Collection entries
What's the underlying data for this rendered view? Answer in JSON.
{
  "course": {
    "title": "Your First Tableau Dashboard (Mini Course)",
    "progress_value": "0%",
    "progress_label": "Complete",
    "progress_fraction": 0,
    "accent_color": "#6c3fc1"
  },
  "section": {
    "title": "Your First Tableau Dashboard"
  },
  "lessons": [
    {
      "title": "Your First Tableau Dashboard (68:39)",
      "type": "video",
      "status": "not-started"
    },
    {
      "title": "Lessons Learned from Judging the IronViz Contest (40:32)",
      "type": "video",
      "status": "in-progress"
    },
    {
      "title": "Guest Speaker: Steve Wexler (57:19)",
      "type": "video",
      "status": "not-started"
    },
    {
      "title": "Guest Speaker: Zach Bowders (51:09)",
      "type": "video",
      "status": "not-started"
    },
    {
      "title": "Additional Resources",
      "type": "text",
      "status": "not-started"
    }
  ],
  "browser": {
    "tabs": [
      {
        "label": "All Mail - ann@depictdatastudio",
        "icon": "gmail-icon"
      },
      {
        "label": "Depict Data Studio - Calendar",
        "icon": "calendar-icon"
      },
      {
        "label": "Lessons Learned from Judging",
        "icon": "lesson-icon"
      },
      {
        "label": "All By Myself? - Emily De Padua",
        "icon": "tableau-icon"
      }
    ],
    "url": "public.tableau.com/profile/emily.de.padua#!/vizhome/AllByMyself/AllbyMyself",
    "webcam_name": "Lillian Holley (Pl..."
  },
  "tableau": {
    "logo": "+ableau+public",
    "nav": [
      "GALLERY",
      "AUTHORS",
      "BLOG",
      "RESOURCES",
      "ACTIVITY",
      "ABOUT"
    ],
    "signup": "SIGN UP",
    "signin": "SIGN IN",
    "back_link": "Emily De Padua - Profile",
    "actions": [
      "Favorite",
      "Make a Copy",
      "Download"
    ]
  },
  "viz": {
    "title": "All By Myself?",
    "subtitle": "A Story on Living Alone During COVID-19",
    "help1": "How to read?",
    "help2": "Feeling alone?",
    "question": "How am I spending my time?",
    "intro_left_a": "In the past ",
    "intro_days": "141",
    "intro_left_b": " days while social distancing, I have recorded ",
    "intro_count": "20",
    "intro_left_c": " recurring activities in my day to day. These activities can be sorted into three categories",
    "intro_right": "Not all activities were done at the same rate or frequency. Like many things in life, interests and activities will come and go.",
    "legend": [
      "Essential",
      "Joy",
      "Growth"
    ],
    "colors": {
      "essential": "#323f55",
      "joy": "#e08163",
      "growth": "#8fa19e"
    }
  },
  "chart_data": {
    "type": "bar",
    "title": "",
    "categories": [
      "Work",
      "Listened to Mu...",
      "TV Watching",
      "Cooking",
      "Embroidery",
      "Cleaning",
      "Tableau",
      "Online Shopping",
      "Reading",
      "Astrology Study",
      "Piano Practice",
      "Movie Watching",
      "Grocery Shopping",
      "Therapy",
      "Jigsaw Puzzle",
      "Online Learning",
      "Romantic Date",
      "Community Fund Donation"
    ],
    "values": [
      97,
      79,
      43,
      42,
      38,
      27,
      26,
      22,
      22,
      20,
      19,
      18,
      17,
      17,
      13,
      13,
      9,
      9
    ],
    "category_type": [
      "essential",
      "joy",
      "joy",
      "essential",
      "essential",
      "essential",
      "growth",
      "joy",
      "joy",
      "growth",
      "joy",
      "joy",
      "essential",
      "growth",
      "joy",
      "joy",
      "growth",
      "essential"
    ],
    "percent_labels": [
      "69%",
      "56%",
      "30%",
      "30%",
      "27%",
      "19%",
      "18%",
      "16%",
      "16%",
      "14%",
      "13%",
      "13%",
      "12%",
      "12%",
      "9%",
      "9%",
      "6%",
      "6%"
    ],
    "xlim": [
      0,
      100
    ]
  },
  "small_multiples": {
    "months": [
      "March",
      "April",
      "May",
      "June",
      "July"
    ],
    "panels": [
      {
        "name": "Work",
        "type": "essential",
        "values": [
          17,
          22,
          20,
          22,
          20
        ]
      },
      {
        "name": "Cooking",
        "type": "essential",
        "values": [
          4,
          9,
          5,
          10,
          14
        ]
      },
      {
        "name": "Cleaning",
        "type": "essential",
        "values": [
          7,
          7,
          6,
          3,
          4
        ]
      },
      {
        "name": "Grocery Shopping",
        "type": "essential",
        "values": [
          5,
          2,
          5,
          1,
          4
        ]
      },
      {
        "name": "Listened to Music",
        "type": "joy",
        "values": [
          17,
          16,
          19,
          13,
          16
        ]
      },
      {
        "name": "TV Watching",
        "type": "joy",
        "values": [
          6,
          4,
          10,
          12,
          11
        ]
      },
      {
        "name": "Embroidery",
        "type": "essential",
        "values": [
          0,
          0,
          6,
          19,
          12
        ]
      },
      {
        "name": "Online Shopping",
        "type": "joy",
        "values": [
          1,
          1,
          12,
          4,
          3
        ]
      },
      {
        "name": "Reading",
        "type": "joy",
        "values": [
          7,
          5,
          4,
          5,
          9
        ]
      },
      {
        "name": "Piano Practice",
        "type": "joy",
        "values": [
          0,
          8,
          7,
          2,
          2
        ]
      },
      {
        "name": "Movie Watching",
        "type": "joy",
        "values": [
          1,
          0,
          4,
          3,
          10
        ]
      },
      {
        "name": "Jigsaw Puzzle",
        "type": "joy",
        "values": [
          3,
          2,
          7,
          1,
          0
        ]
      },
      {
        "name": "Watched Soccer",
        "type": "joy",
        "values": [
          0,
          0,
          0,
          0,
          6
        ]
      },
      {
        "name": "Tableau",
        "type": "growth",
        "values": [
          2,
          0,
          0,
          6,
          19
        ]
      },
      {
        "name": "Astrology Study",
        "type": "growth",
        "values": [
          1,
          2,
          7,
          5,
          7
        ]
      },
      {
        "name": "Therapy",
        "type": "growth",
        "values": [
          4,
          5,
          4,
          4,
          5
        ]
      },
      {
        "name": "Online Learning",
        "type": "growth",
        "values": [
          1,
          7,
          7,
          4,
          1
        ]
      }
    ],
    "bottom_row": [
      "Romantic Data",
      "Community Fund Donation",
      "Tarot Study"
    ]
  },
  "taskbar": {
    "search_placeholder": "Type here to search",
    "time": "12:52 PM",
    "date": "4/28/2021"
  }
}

Work to do
Reproduce the material precisely, including every line.

Worked solution
What's the underlying data for this rendered view? Answer in JSON.
{
  "course": {
    "title": "Your First Tableau Dashboard (Mini Course)",
    "progress_value": "0%",
    "progress_label": "Complete",
    "progress_fraction": 0,
    "accent_color": "#6c3fc1"
  },
  "section": {
    "title": "Your First Tableau Dashboard"
  },
  "lessons": [
    {
      "title": "Your First Tableau Dashboard (68:39)",
      "type": "video",
      "status": "not-started"
    },
    {
      "title": "Lessons Learned from Judging the IronViz Contest (40:32)",
      "type": "video",
      "status": "in-progress"
    },
    {
      "title": "Guest Speaker: Steve Wexler (57:19)",
      "type": "video",
      "status": "not-started"
    },
    {
      "title": "Guest Speaker: Zach Bowders (51:09)",
      "type": "video",
      "status": "not-started"
    },
    {
      "title": "Additional Resources",
      "type": "text",
      "status": "not-started"
    }
  ],
  "browser": {
    "tabs": [
      {
        "label": "All Mail - ann@depictdatastudio",
        "icon": "gmail-icon"
      },
      {
        "label": "Depict Data Studio - Calendar",
        "icon": "calendar-icon"
      },
      {
        "label": "Lessons Learned from Judging",
        "icon": "lesson-icon"
      },
      {
        "label": "All By Myself? - Emily De Padua",
        "icon": "tableau-icon"
      }
    ],
    "url": "public.tableau.com/profile/emily.de.padua#!/vizhome/AllByMyself/AllbyMyself",
    "webcam_name": "Lillian Holley (Pl..."
  },
  "tableau": {
    "logo": "+ableau+public",
    "nav": [
      "GALLERY",
      "AUTHORS",
      "BLOG",
      "RESOURCES",
      "ACTIVITY",
      "ABOUT"
    ],
    "signup": "SIGN UP",
    "signin": "SIGN IN",
    "back_link": "Emily De Padua - Profile",
    "actions": [
      "Favorite",
      "Make a Copy",
      "Download"
    ]
  },
  "viz": {
    "title": "All By Myself?",
    "subtitle": "A Story on Living Alone During COVID-19",
    "help1": "How to read?",
    "help2": "Feeling alone?",
    "question": "How am I spending my time?",
    "intro_left_a": "In the past ",
    "intro_days": "141",
    "intro_left_b": " days while social distancing, I have recorded ",
    "intro_count": "20",
    "intro_left_c": " recurring activities in my day to day. These activities can be sorted into three categories",
    "intro_right": "Not all activities were done at the same rate or frequency. Like many things in life, interests and activities will come and go.",
    "legend": [
      "Essential",
      "Joy",
      "Growth"
    ],
    "colors": {
      "essential": "#323f55",
      "joy": "#e08163",
      "growth": "#8fa19e"
    }
  },
  "chart_data": {
    "type": "bar",
    "title": "",
    "categories": [
      "Work",
      "Listened to Mu...",
      "TV Watching",
      "Cooking",
      "Embroidery",
      "Cleaning",
      "Tableau",
      "Online Shopping",
      "Reading",
      "Astrology Study",
      "Piano Practice",
      "Movie Watching",
      "Grocery Shopping",
      "Therapy",
      "Jigsaw Puzzle",
      "Online Learning",
      "Romantic Date",
      "Community Fund Donation"
    ],
    "values": [
      97,
      79,
      43,
      42,
      38,
      27,
      26,
      22,
      22,
      20,
      19,
      18,
      17,
      17,
      13,
      13,
      9,
      9
    ],
    "category_type": [
      "essential",
      "joy",
      "joy",
      "essential",
      "essential",
      "essential",
      "growth",
      "joy",
      "joy",
      "growth",
      "joy",
      "joy",
      "essential",
      "growth",
      "joy",
      "joy",
      "growth",
      "essential"
    ],
    "percent_labels": [
      "69%",
      "56%",
      "30%",
      "30%",
      "27%",
      "19%",
      "18%",
      "16%",
      "16%",
      "14%",
      "13%",
      "13%",
      "12%",
      "12%",
      "9%",
      "9%",
      "6%",
      "6%"
    ],
    "xlim": [
      0,
      100
    ]
  },
  "small_multiples": {
    "months": [
      "March",
      "April",
      "May",
      "June",
      "July"
    ],
    "panels": [
      {
        "name": "Work",
        "type": "essential",
        "values": [
          17,
          22,
          20,
          22,
          20
        ]
      },
      {
        "name": "Cooking",
        "type": "essential",
        "values": [
          4,
          9,
          5,
          10,
          14
        ]
      },
      {
        "name": "Cleaning",
        "type": "essential",
        "values": [
          7,
          7,
          6,
          3,
          4
        ]
      },
      {
        "name": "Grocery Shopping",
        "type": "essential",
        "values": [
          5,
          2,
          5,
          1,
          4
        ]
      },
      {
        "name": "Listened to Music",
        "type": "joy",
        "values": [
          17,
          16,
          19,
          13,
          16
        ]
      },
      {
        "name": "TV Watching",
        "type": "joy",
        "values": [
          6,
          4,
          10,
          12,
          11
        ]
      },
      {
        "name": "Embroidery",
        "type": "essential",
        "values": [
          0,
          0,
          6,
          19,
          12
        ]
      },
      {
        "name": "Online Shopping",
        "type": "joy",
        "values": [
          1,
          1,
          12,
          4,
          3
        ]
      },
      {
        "name": "Reading",
        "type": "joy",
        "values": [
          7,
          5,
          4,
          5,
          9
        ]
      },
      {
        "name": "Piano Practice",
        "type": "joy",
        "values": [
          0,
          8,
          7,
          2,
          2
        ]
      },
      {
        "name": "Movie Watching",
        "type": "joy",
        "values": [
          1,
          0,
          4,
          3,
          10
        ]
      },
      {
        "name": "Jigsaw Puzzle",
        "type": "joy",
        "values": [
          3,
          2,
          7,
          1,
          0
        ]
      },
      {
        "name": "Watched Soccer",
        "type": "joy",
        "values": [
          0,
          0,
          0,
          0,
          6
        ]
      },
      {
        "name": "Tableau",
        "type": "growth",
        "values": [
          2,
          0,
          0,
          6,
          19
        ]
      },
      {
        "name": "Astrology Study",
        "type": "growth",
        "values": [
          1,
          2,
          7,
          5,
          7
        ]
      },
      {
        "name": "Therapy",
        "type": "growth",
        "values": [
          4,
          5,
          4,
          4,
          5
        ]
      },
      {
        "name": "Online Learning",
        "type": "growth",
        "values": [
          1,
          7,
          7,
          4,
          1
        ]
      }
    ],
    "bottom_row": [
      "Romantic Data",
      "Community Fund Donation",
      "Tarot Study"
    ]
  },
  "taskbar": {
    "search_placeholder": "Type here to search",
    "time": "12:52 PM",
    "date": "4/28/2021"
  }
}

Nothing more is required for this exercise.